- [Provided entries]:
#####

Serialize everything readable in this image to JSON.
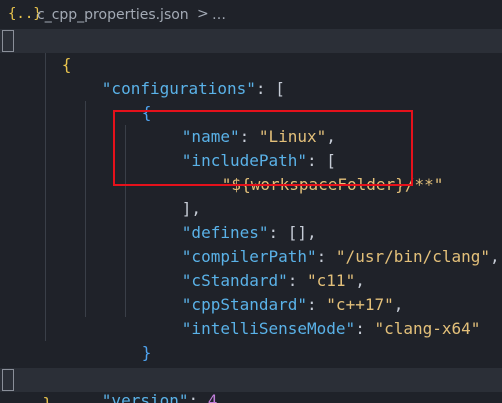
{
  "breadcrumb": {
    "icon": "json-braces-icon",
    "file": "c_cpp_properties.json",
    "separator": ">",
    "ellipsis": "…"
  },
  "colors": {
    "background": "#1f2229",
    "key": "#5ab2e8",
    "string": "#e3c07a",
    "number": "#c07ed8",
    "punctuation": "#c6ccd6",
    "highlight_box": "#e5111b"
  },
  "code": {
    "l1_open": "{",
    "l2_key": "\"configurations\"",
    "l2_punc": ": [",
    "l3_open": "{",
    "l4_key": "\"name\"",
    "l4_colon": ": ",
    "l4_val": "\"Linux\"",
    "l4_comma": ",",
    "l5_key": "\"includePath\"",
    "l5_punc": ": [",
    "l6_val": "\"${workspaceFolder}/**\"",
    "l7_punc": "],",
    "l8_key": "\"defines\"",
    "l8_punc": ": [],",
    "l9_key": "\"compilerPath\"",
    "l9_colon": ": ",
    "l9_val": "\"/usr/bin/clang\"",
    "l9_comma": ",",
    "l10_key": "\"cStandard\"",
    "l10_colon": ": ",
    "l10_val": "\"c11\"",
    "l10_comma": ",",
    "l11_key": "\"cppStandard\"",
    "l11_colon": ": ",
    "l11_val": "\"c++17\"",
    "l11_comma": ",",
    "l12_key": "\"intelliSenseMode\"",
    "l12_colon": ": ",
    "l12_val": "\"clang-x64\"",
    "l13_close": "}",
    "l14_close": "],",
    "l15_key": "\"version\"",
    "l15_colon": ": ",
    "l15_val": "4",
    "l16_close": "}"
  }
}
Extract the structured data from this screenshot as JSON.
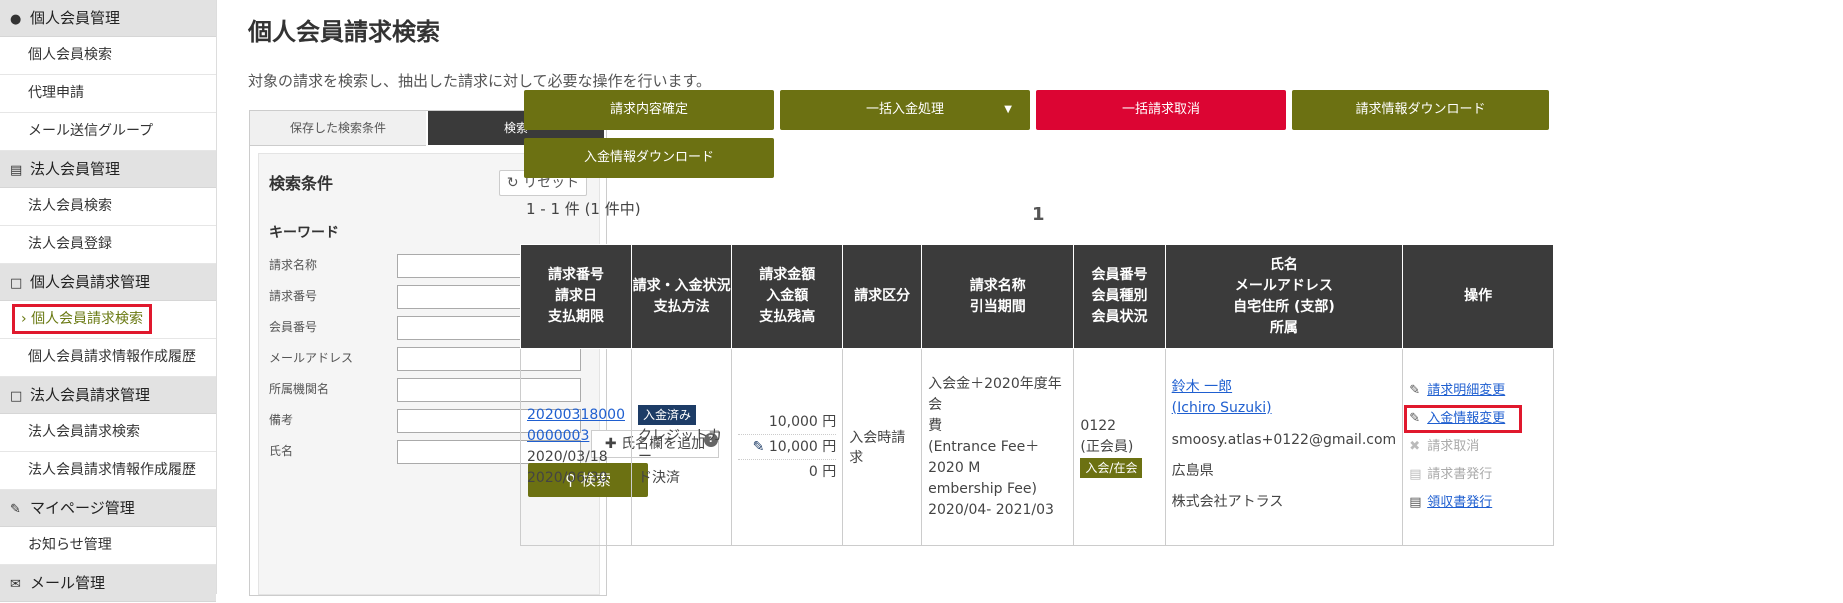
{
  "sidebar": {
    "sections": [
      {
        "title": "個人会員管理",
        "icon": "person-icon",
        "items": [
          "個人会員検索",
          "代理申請",
          "メール送信グループ"
        ]
      },
      {
        "title": "法人会員管理",
        "icon": "building-icon",
        "items": [
          "法人会員検索",
          "法人会員登録"
        ]
      },
      {
        "title": "個人会員請求管理",
        "icon": "document-icon",
        "items": [
          "個人会員請求検索",
          "個人会員請求情報作成履歴"
        ]
      },
      {
        "title": "法人会員請求管理",
        "icon": "document-icon",
        "items": [
          "法人会員請求検索",
          "法人会員請求情報作成履歴"
        ]
      },
      {
        "title": "マイページ管理",
        "icon": "pen-icon",
        "items": [
          "お知らせ管理"
        ]
      },
      {
        "title": "メール管理",
        "icon": "mail-icon",
        "items": []
      }
    ],
    "active_item": "個人会員請求検索"
  },
  "page": {
    "title": "個人会員請求検索",
    "description": "対象の請求を検索し、抽出した請求に対して必要な操作を行います。"
  },
  "search": {
    "tab_saved": "保存した検索条件",
    "tab_search": "検索",
    "conditions_title": "検索条件",
    "reset_label": "リセット",
    "keyword_label": "キーワード",
    "fields": [
      {
        "label": "請求名称",
        "value": ""
      },
      {
        "label": "請求番号",
        "value": ""
      },
      {
        "label": "会員番号",
        "value": ""
      },
      {
        "label": "メールアドレス",
        "value": ""
      },
      {
        "label": "所属機関名",
        "value": ""
      },
      {
        "label": "備考",
        "value": ""
      },
      {
        "label": "氏名",
        "value": ""
      }
    ],
    "add_name_label": "氏名欄を追加",
    "submit_label": "検索"
  },
  "actions": {
    "confirm": "請求内容確定",
    "bulk_payment": "一括入金処理",
    "bulk_cancel": "一括請求取消",
    "download_billing": "請求情報ダウンロード",
    "download_payment": "入金情報ダウンロード"
  },
  "results": {
    "count_text": "1 - 1 件 (1 件中)",
    "page": "1",
    "headers": [
      [
        "請求番号",
        "請求日",
        "支払期限"
      ],
      [
        "請求・入金状況",
        "支払方法"
      ],
      [
        "請求金額",
        "入金額",
        "支払残高"
      ],
      [
        "請求区分"
      ],
      [
        "請求名称",
        "引当期間"
      ],
      [
        "会員番号",
        "会員種別",
        "会員状況"
      ],
      [
        "氏名",
        "メールアドレス",
        "自宅住所 (支部)",
        "所属"
      ],
      [
        "操作"
      ]
    ],
    "row": {
      "billing_no_1": "20200318000",
      "billing_no_2": "0000003",
      "billing_date": "2020/03/18",
      "due_date": "2020/06/30",
      "status_badge": "入金済み",
      "payment_method_1": "クレジットカー",
      "payment_method_2": "ド決済",
      "amount_billed": "10,000 円",
      "amount_paid": "10,000 円",
      "balance": "0 円",
      "category": "入会時請求",
      "name_1": "入会金＋2020年度年会",
      "name_2": "費",
      "name_3": "(Entrance Fee＋2020 M",
      "name_4": "embership Fee)",
      "period": "2020/04- 2021/03",
      "member_no": "0122",
      "member_type": "(正会員)",
      "member_status": "入会/在会",
      "person_name": "鈴木 一郎",
      "person_name_en": "(Ichiro Suzuki)",
      "email": "smoosy.atlas+0122@gmail.com",
      "address": "広島県",
      "affiliation": "株式会社アトラス",
      "ops": {
        "edit_detail": "請求明細変更",
        "edit_payment": "入金情報変更",
        "cancel": "請求取消",
        "issue_invoice": "請求書発行",
        "issue_receipt": "領収書発行"
      }
    }
  },
  "colors": {
    "olive": "#6c7112",
    "red": "#dc0533",
    "navy": "#1d3c66",
    "dark_header": "#3b3b3b",
    "highlight_red": "#e0182d"
  }
}
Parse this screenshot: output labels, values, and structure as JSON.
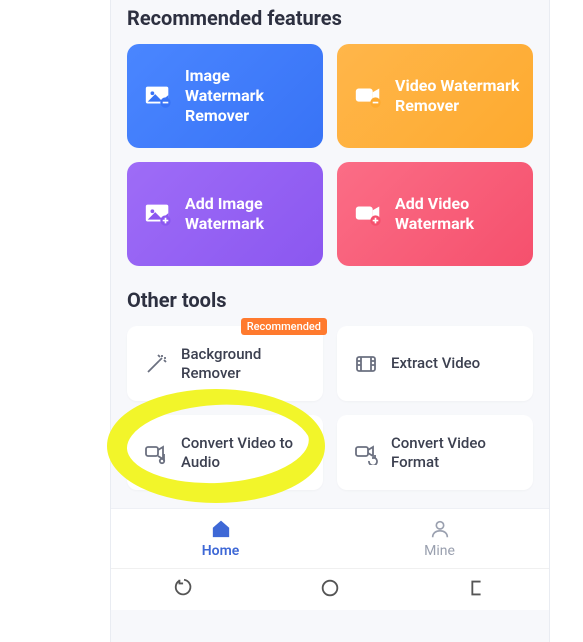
{
  "sections": {
    "recommended_title": "Recommended features",
    "other_title": "Other tools"
  },
  "featured": [
    {
      "label": "Image Watermark Remover",
      "icon": "image-minus-icon"
    },
    {
      "label": "Video Watermark Remover",
      "icon": "video-minus-icon"
    },
    {
      "label": "Add Image Watermark",
      "icon": "image-plus-icon"
    },
    {
      "label": "Add Video Watermark",
      "icon": "video-plus-icon"
    }
  ],
  "other": [
    {
      "label": "Background Remover",
      "icon": "wand-icon",
      "badge": "Recommended"
    },
    {
      "label": "Extract Video",
      "icon": "film-icon"
    },
    {
      "label": "Convert Video to Audio",
      "icon": "video-audio-icon"
    },
    {
      "label": "Convert Video Format",
      "icon": "video-convert-icon"
    }
  ],
  "tabs": {
    "home": "Home",
    "mine": "Mine"
  },
  "annotation": {
    "highlight_color": "#f2f52a"
  }
}
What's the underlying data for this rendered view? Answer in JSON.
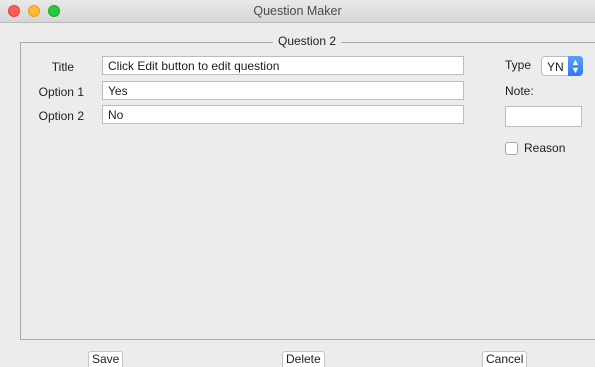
{
  "window": {
    "title": "Question Maker"
  },
  "group": {
    "legend": "Question 2"
  },
  "form": {
    "title_label": "Title",
    "title_value": "Click Edit button to edit question",
    "option1_label": "Option 1",
    "option1_value": "Yes",
    "option2_label": "Option 2",
    "option2_value": "No"
  },
  "side": {
    "type_label": "Type",
    "type_value": "YN",
    "note_label": "Note:",
    "note_value": "",
    "reason_label": "Reason",
    "reason_checked": false
  },
  "buttons": {
    "save": "Save",
    "delete": "Delete",
    "cancel": "Cancel"
  }
}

#####

Reproduce the whole listing exactly, but not the images in it.

Serialize everything readable in this image to JSON.
{
  "breadcrumb": {
    "icon": "json-braces-icon",
    "file": "c_cpp_properties.json",
    "separator": ">",
    "ellipsis": "…"
  },
  "colors": {
    "background": "#1f2229",
    "key": "#5ab2e8",
    "string": "#e3c07a",
    "number": "#c07ed8",
    "punctuation": "#c6ccd6",
    "highlight_box": "#e5111b"
  },
  "code": {
    "l1_open": "{",
    "l2_key": "\"configurations\"",
    "l2_punc": ": [",
    "l3_open": "{",
    "l4_key": "\"name\"",
    "l4_colon": ": ",
    "l4_val": "\"Linux\"",
    "l4_comma": ",",
    "l5_key": "\"includePath\"",
    "l5_punc": ": [",
    "l6_val": "\"${workspaceFolder}/**\"",
    "l7_punc": "],",
    "l8_key": "\"defines\"",
    "l8_punc": ": [],",
    "l9_key": "\"compilerPath\"",
    "l9_colon": ": ",
    "l9_val": "\"/usr/bin/clang\"",
    "l9_comma": ",",
    "l10_key": "\"cStandard\"",
    "l10_colon": ": ",
    "l10_val": "\"c11\"",
    "l10_comma": ",",
    "l11_key": "\"cppStandard\"",
    "l11_colon": ": ",
    "l11_val": "\"c++17\"",
    "l11_comma": ",",
    "l12_key": "\"intelliSenseMode\"",
    "l12_colon": ": ",
    "l12_val": "\"clang-x64\"",
    "l13_close": "}",
    "l14_close": "],",
    "l15_key": "\"version\"",
    "l15_colon": ": ",
    "l15_val": "4",
    "l16_close": "}"
  }
}
Extract the structured data from this screenshot as JSON.
{
  "sidebar": {
    "sections": [
      {
        "title": "個人会員管理",
        "icon": "person-icon",
        "items": [
          "個人会員検索",
          "代理申請",
          "メール送信グループ"
        ]
      },
      {
        "title": "法人会員管理",
        "icon": "building-icon",
        "items": [
          "法人会員検索",
          "法人会員登録"
        ]
      },
      {
        "title": "個人会員請求管理",
        "icon": "document-icon",
        "items": [
          "個人会員請求検索",
          "個人会員請求情報作成履歴"
        ]
      },
      {
        "title": "法人会員請求管理",
        "icon": "document-icon",
        "items": [
          "法人会員請求検索",
          "法人会員請求情報作成履歴"
        ]
      },
      {
        "title": "マイページ管理",
        "icon": "pen-icon",
        "items": [
          "お知らせ管理"
        ]
      },
      {
        "title": "メール管理",
        "icon": "mail-icon",
        "items": []
      }
    ],
    "active_item": "個人会員請求検索"
  },
  "page": {
    "title": "個人会員請求検索",
    "description": "対象の請求を検索し、抽出した請求に対して必要な操作を行います。"
  },
  "search": {
    "tab_saved": "保存した検索条件",
    "tab_search": "検索",
    "conditions_title": "検索条件",
    "reset_label": "リセット",
    "keyword_label": "キーワード",
    "fields": [
      {
        "label": "請求名称",
        "value": ""
      },
      {
        "label": "請求番号",
        "value": ""
      },
      {
        "label": "会員番号",
        "value": ""
      },
      {
        "label": "メールアドレス",
        "value": ""
      },
      {
        "label": "所属機関名",
        "value": ""
      },
      {
        "label": "備考",
        "value": ""
      },
      {
        "label": "氏名",
        "value": ""
      }
    ],
    "add_name_label": "氏名欄を追加",
    "submit_label": "検索"
  },
  "actions": {
    "confirm": "請求内容確定",
    "bulk_payment": "一括入金処理",
    "bulk_cancel": "一括請求取消",
    "download_billing": "請求情報ダウンロード",
    "download_payment": "入金情報ダウンロード"
  },
  "results": {
    "count_text": "1 - 1 件 (1 件中)",
    "page": "1",
    "headers": [
      [
        "請求番号",
        "請求日",
        "支払期限"
      ],
      [
        "請求・入金状況",
        "支払方法"
      ],
      [
        "請求金額",
        "入金額",
        "支払残高"
      ],
      [
        "請求区分"
      ],
      [
        "請求名称",
        "引当期間"
      ],
      [
        "会員番号",
        "会員種別",
        "会員状況"
      ],
      [
        "氏名",
        "メールアドレス",
        "自宅住所 (支部)",
        "所属"
      ],
      [
        "操作"
      ]
    ],
    "row": {
      "billing_no_1": "20200318000",
      "billing_no_2": "0000003",
      "billing_date": "2020/03/18",
      "due_date": "2020/06/30",
      "status_badge": "入金済み",
      "payment_method_1": "クレジットカー",
      "payment_method_2": "ド決済",
      "amount_billed": "10,000 円",
      "amount_paid": "10,000 円",
      "balance": "0 円",
      "category": "入会時請求",
      "name_1": "入会金＋2020年度年会",
      "name_2": "費",
      "name_3": "(Entrance Fee＋2020 M",
      "name_4": "embership Fee)",
      "period": "2020/04- 2021/03",
      "member_no": "0122",
      "member_type": "(正会員)",
      "member_status": "入会/在会",
      "person_name": "鈴木 一郎",
      "person_name_en": "(Ichiro Suzuki)",
      "email": "smoosy.atlas+0122@gmail.com",
      "address": "広島県",
      "affiliation": "株式会社アトラス",
      "ops": {
        "edit_detail": "請求明細変更",
        "edit_payment": "入金情報変更",
        "cancel": "請求取消",
        "issue_invoice": "請求書発行",
        "issue_receipt": "領収書発行"
      }
    }
  },
  "colors": {
    "olive": "#6c7112",
    "red": "#dc0533",
    "navy": "#1d3c66",
    "dark_header": "#3b3b3b",
    "highlight_red": "#e0182d"
  }
}
Parse this screenshot: output labels, values, and structure as JSON.
{
  "sections": {
    "recommended_title": "Recommended features",
    "other_title": "Other tools"
  },
  "featured": [
    {
      "label": "Image Watermark Remover",
      "icon": "image-minus-icon"
    },
    {
      "label": "Video Watermark Remover",
      "icon": "video-minus-icon"
    },
    {
      "label": "Add Image Watermark",
      "icon": "image-plus-icon"
    },
    {
      "label": "Add Video Watermark",
      "icon": "video-plus-icon"
    }
  ],
  "other": [
    {
      "label": "Background Remover",
      "icon": "wand-icon",
      "badge": "Recommended"
    },
    {
      "label": "Extract Video",
      "icon": "film-icon"
    },
    {
      "label": "Convert Video to Audio",
      "icon": "video-audio-icon"
    },
    {
      "label": "Convert Video Format",
      "icon": "video-convert-icon"
    }
  ],
  "tabs": {
    "home": "Home",
    "mine": "Mine"
  },
  "annotation": {
    "highlight_color": "#f2f52a"
  }
}
What's the underlying data for this rendered view? Answer in JSON.
{
  "window": {
    "title": "Question Maker"
  },
  "group": {
    "legend": "Question 2"
  },
  "form": {
    "title_label": "Title",
    "title_value": "Click Edit button to edit question",
    "option1_label": "Option 1",
    "option1_value": "Yes",
    "option2_label": "Option 2",
    "option2_value": "No"
  },
  "side": {
    "type_label": "Type",
    "type_value": "YN",
    "note_label": "Note:",
    "note_value": "",
    "reason_label": "Reason",
    "reason_checked": false
  },
  "buttons": {
    "save": "Save",
    "delete": "Delete",
    "cancel": "Cancel"
  }
}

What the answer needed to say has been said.